WHAT YOU WILL DO: Exact repetition is required: output every record in full.

RECORDS TO PROCESS:
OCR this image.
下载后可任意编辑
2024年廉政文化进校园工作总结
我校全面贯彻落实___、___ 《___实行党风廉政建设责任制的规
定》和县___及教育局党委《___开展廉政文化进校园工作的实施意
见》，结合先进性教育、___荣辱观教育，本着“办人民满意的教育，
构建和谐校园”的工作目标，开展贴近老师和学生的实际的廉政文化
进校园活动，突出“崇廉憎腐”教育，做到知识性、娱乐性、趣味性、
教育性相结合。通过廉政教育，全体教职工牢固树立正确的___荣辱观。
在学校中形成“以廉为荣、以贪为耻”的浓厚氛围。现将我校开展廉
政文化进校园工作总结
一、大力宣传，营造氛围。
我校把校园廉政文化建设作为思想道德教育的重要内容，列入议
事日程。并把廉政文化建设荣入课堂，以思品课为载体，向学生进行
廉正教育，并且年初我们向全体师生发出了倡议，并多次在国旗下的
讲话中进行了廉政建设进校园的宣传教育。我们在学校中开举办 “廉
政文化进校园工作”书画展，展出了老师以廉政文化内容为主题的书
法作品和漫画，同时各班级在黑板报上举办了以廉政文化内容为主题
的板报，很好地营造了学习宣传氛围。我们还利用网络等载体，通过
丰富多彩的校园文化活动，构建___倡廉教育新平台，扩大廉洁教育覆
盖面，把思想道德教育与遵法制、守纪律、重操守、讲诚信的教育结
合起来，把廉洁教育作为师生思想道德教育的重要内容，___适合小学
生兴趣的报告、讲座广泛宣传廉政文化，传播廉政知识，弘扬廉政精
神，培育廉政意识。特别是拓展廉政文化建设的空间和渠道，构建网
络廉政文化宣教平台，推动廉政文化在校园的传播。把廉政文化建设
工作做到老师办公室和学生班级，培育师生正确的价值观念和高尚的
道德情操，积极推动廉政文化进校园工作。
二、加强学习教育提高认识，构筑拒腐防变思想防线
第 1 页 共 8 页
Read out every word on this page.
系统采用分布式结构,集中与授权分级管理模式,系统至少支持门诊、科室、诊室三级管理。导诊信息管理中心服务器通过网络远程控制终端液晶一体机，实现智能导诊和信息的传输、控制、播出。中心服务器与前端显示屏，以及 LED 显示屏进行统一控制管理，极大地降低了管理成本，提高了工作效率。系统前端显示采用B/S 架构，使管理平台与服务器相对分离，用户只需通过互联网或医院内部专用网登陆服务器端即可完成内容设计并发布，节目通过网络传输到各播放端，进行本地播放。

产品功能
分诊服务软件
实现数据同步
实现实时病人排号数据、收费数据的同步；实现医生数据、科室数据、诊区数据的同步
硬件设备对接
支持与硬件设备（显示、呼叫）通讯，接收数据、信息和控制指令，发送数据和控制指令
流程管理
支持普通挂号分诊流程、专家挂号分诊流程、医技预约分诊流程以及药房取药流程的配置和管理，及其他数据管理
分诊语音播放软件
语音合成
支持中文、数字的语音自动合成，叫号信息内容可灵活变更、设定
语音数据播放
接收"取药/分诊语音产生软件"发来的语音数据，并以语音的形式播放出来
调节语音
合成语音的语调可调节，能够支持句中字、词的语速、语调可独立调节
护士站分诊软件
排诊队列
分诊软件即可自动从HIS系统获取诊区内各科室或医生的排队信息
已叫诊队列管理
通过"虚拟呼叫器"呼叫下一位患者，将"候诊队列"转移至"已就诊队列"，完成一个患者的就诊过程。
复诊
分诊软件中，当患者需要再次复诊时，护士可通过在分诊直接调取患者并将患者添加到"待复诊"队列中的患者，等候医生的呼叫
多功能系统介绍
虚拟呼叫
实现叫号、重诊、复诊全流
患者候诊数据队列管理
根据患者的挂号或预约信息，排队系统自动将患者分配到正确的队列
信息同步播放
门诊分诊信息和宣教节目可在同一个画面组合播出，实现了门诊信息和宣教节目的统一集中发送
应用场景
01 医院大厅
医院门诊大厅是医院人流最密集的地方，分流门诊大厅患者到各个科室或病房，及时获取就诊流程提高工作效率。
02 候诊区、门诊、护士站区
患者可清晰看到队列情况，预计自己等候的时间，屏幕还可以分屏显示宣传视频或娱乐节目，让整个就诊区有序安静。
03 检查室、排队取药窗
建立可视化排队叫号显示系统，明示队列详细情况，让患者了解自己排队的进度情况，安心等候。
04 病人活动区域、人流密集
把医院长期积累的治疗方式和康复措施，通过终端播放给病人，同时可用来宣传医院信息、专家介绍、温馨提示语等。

ANSWER FOR THE TASK:
OCR this image.
下载后可任意编辑
2024年廉政文化进校园工作总结
我校全面贯彻落实___、___ 《___实行党风廉政建设责任制的规
定》和县___及教育局党委《___开展廉政文化进校园工作的实施意
见》，结合先进性教育、___荣辱观教育，本着“办人民满意的教育，
构建和谐校园”的工作目标，开展贴近老师和学生的实际的廉政文化
进校园活动，突出“崇廉憎腐”教育，做到知识性、娱乐性、趣味性、
教育性相结合。通过廉政教育，全体教职工牢固树立正确的___荣辱观。
在学校中形成“以廉为荣、以贪为耻”的浓厚氛围。现将我校开展廉
政文化进校园工作总结
一、大力宣传，营造氛围。
我校把校园廉政文化建设作为思想道德教育的重要内容，列入议
事日程。并把廉政文化建设荣入课堂，以思品课为载体，向学生进行
廉正教育，并且年初我们向全体师生发出了倡议，并多次在国旗下的
讲话中进行了廉政建设进校园的宣传教育。我们在学校中开举办 “廉
政文化进校园工作”书画展，展出了老师以廉政文化内容为主题的书
法作品和漫画，同时各班级在黑板报上举办了以廉政文化内容为主题
的板报，很好地营造了学习宣传氛围。我们还利用网络等载体，通过
丰富多彩的校园文化活动，构建___倡廉教育新平台，扩大廉洁教育覆
盖面，把思想道德教育与遵法制、守纪律、重操守、讲诚信的教育结
合起来，把廉洁教育作为师生思想道德教育的重要内容，___适合小学
生兴趣的报告、讲座广泛宣传廉政文化，传播廉政知识，弘扬廉政精
神，培育廉政意识。特别是拓展廉政文化建设的空间和渠道，构建网
络廉政文化宣教平台，推动廉政文化在校园的传播。把廉政文化建设
工作做到老师办公室和学生班级，培育师生正确的价值观念和高尚的
道德情操，积极推动廉政文化进校园工作。
二、加强学习教育提高认识，构筑拒腐防变思想防线
第 1 页 共 8 页
Read out every word on this page.
系统采用分布式结构,集中与授权分级管理模式,系统至少支持门诊、科室、诊室三级管理。导诊信息管理中心服务器通过网络远程控制终端液晶一体机，实现智能导诊和信息的传输、控制、播出。中心服务器与前端显示屏，以及 LED 显示屏进行统一控制管理，极大地降低了管理成本，提高了工作效率。系统前端显示采用B/S 架构，使管理平台与服务器相对分离，用户只需通过互联网或医院内部专用网登陆服务器端即可完成内容设计并发布，节目通过网络传输到各播放端，进行本地播放。

产品功能
分诊服务软件
实现数据同步
实现实时病人排号数据、收费数据的同步；实现医生数据、科室数据、诊区数据的同步
硬件设备对接
支持与硬件设备（显示、呼叫）通讯，接收数据、信息和控制指令，发送数据和控制指令
流程管理
支持普通挂号分诊流程、专家挂号分诊流程、医技预约分诊流程以及药房取药流程的配置和管理，及其他数据管理
分诊语音播放软件
语音合成
支持中文、数字的语音自动合成，叫号信息内容可灵活变更、设定
语音数据播放
接收"取药/分诊语音产生软件"发来的语音数据，并以语音的形式播放出来
调节语音
合成语音的语调可调节，能够支持句中字、词的语速、语调可独立调节
护士站分诊软件
排诊队列
分诊软件即可自动从HIS系统获取诊区内各科室或医生的排队信息
已叫诊队列管理
通过"虚拟呼叫器"呼叫下一位患者，将"候诊队列"转移至"已就诊队列"，完成一个患者的就诊过程。
复诊
分诊软件中，当患者需要再次复诊时，护士可通过在分诊直接调取患者并将患者添加到"待复诊"队列中的患者，等候医生的呼叫
多功能系统介绍
虚拟呼叫
实现叫号、重诊、复诊全流
患者候诊数据队列管理
根据患者的挂号或预约信息，排队系统自动将患者分配到正确的队列
信息同步播放
门诊分诊信息和宣教节目可在同一个画面组合播出，实现了门诊信息和宣教节目的统一集中发送
应用场景
01 医院大厅
医院门诊大厅是医院人流最密集的地方，分流门诊大厅患者到各个科室或病房，及时获取就诊流程提高工作效率。
02 候诊区、门诊、护士站区
患者可清晰看到队列情况，预计自己等候的时间，屏幕还可以分屏显示宣传视频或娱乐节目，让整个就诊区有序安静。
03 检查室、排队取药窗
建立可视化排队叫号显示系统，明示队列详细情况，让患者了解自己排队的进度情况，安心等候。
04 病人活动区域、人流密集
把医院长期积累的治疗方式和康复措施，通过终端播放给病人，同时可用来宣传医院信息、专家介绍、温馨提示语等。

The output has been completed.